Return the whole listing, line for line, without the pictures in it.

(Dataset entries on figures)

┌──

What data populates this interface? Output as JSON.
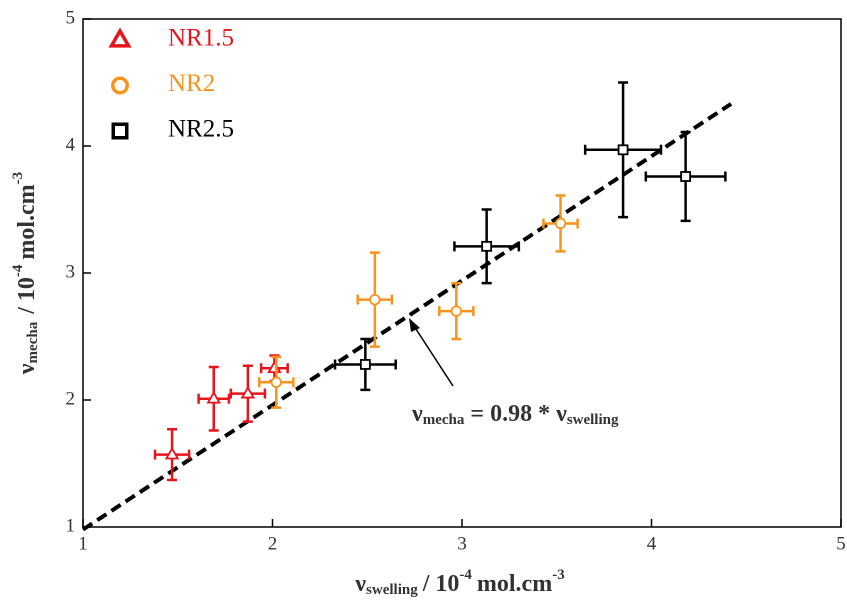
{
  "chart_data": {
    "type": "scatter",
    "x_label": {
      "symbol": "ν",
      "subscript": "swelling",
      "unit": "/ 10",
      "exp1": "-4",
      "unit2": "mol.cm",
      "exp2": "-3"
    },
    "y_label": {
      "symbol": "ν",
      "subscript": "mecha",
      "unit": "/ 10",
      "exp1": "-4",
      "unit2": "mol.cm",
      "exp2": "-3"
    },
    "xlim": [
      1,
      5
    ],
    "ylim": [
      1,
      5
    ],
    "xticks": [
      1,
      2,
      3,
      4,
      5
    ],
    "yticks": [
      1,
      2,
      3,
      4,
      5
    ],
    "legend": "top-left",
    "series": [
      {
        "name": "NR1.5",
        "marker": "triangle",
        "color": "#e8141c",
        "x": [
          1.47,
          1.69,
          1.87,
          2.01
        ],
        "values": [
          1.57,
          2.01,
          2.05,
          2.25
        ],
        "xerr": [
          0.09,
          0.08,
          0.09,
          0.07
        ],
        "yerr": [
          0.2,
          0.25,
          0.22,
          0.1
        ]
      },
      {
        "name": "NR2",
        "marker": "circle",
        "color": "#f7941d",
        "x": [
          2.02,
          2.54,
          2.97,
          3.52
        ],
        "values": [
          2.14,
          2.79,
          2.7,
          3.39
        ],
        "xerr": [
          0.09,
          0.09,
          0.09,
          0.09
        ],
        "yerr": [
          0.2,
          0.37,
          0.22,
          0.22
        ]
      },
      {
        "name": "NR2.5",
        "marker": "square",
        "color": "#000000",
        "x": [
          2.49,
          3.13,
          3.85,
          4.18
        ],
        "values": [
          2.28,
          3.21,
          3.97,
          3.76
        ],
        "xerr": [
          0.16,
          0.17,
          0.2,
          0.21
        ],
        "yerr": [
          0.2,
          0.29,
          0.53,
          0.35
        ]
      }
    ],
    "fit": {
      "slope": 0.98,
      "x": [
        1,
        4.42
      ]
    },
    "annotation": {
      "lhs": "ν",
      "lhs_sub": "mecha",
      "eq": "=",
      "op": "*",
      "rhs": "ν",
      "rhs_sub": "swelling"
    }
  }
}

└──

### WRITTEN ANSWER
What data populates this interface? Output as JSON.
{
  "chart_data": {
    "type": "scatter",
    "x_label": {
      "symbol": "ν",
      "subscript": "swelling",
      "unit": "/ 10",
      "exp1": "-4",
      "unit2": "mol.cm",
      "exp2": "-3"
    },
    "y_label": {
      "symbol": "ν",
      "subscript": "mecha",
      "unit": "/ 10",
      "exp1": "-4",
      "unit2": "mol.cm",
      "exp2": "-3"
    },
    "xlim": [
      1,
      5
    ],
    "ylim": [
      1,
      5
    ],
    "xticks": [
      1,
      2,
      3,
      4,
      5
    ],
    "yticks": [
      1,
      2,
      3,
      4,
      5
    ],
    "legend": "top-left",
    "series": [
      {
        "name": "NR1.5",
        "marker": "triangle",
        "color": "#e8141c",
        "x": [
          1.47,
          1.69,
          1.87,
          2.01
        ],
        "values": [
          1.57,
          2.01,
          2.05,
          2.25
        ],
        "xerr": [
          0.09,
          0.08,
          0.09,
          0.07
        ],
        "yerr": [
          0.2,
          0.25,
          0.22,
          0.1
        ]
      },
      {
        "name": "NR2",
        "marker": "circle",
        "color": "#f7941d",
        "x": [
          2.02,
          2.54,
          2.97,
          3.52
        ],
        "values": [
          2.14,
          2.79,
          2.7,
          3.39
        ],
        "xerr": [
          0.09,
          0.09,
          0.09,
          0.09
        ],
        "yerr": [
          0.2,
          0.37,
          0.22,
          0.22
        ]
      },
      {
        "name": "NR2.5",
        "marker": "square",
        "color": "#000000",
        "x": [
          2.49,
          3.13,
          3.85,
          4.18
        ],
        "values": [
          2.28,
          3.21,
          3.97,
          3.76
        ],
        "xerr": [
          0.16,
          0.17,
          0.2,
          0.21
        ],
        "yerr": [
          0.2,
          0.29,
          0.53,
          0.35
        ]
      }
    ],
    "fit": {
      "slope": 0.98,
      "x": [
        1,
        4.42
      ]
    },
    "annotation": {
      "lhs": "ν",
      "lhs_sub": "mecha",
      "eq": "=",
      "op": "*",
      "rhs": "ν",
      "rhs_sub": "swelling"
    }
  }
}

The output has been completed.